● **WORK TO COMPLETE**: Copy every line with the string "oladi" in it.

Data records

● ● ● ● ●

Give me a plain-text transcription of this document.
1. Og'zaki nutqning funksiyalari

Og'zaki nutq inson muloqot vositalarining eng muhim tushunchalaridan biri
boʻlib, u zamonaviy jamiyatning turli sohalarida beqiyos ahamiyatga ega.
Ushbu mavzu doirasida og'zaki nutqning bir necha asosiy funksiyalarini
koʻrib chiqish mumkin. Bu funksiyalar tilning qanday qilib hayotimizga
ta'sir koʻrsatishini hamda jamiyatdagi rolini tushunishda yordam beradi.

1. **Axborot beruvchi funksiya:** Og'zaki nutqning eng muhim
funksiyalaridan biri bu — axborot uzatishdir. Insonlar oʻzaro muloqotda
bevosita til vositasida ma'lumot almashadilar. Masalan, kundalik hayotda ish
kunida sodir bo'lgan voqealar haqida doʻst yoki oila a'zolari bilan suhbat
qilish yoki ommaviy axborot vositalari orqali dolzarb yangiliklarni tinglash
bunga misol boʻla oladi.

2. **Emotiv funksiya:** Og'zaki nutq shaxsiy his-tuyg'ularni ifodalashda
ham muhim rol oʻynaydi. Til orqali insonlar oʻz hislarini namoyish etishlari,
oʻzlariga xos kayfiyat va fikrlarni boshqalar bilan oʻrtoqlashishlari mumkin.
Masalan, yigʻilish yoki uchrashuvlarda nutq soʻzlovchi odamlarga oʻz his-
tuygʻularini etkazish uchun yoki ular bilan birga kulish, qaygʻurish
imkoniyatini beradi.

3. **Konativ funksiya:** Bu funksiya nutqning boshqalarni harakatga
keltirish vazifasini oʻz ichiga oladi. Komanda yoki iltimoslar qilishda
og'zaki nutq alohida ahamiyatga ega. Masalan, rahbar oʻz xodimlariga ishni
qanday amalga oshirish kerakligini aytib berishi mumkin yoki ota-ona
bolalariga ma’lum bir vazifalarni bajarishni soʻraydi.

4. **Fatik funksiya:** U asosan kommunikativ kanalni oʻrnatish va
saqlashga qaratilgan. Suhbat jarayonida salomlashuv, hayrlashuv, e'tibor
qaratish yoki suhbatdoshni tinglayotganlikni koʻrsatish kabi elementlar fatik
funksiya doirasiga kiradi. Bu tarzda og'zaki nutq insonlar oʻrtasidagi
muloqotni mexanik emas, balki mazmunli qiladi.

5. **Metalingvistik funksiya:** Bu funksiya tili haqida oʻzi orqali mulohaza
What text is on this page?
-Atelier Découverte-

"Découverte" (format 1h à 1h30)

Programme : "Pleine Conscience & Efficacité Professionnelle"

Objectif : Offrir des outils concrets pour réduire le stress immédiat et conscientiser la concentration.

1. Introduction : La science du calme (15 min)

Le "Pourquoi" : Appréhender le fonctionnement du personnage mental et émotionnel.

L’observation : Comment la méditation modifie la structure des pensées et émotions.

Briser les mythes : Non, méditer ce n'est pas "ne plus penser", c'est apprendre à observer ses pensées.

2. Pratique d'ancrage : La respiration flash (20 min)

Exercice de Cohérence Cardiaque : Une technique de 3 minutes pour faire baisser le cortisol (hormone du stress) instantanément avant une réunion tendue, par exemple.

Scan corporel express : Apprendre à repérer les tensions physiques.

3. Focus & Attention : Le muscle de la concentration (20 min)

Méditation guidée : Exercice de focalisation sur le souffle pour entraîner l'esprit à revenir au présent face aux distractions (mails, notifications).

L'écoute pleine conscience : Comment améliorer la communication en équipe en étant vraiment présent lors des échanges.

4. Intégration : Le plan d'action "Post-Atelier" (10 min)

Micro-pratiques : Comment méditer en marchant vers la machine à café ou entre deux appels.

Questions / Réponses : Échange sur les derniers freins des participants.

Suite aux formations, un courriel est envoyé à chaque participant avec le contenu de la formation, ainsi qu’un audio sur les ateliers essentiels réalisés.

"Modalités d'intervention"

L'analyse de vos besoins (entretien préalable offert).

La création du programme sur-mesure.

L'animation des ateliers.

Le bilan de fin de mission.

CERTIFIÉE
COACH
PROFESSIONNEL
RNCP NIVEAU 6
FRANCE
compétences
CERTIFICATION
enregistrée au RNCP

● ● ● ● ●

● **ANSWER BELOW**:
bunga misol boʻla oladi.
keltirish vazifasini oʻz ichiga oladi. Komanda yoki iltimoslar qilishda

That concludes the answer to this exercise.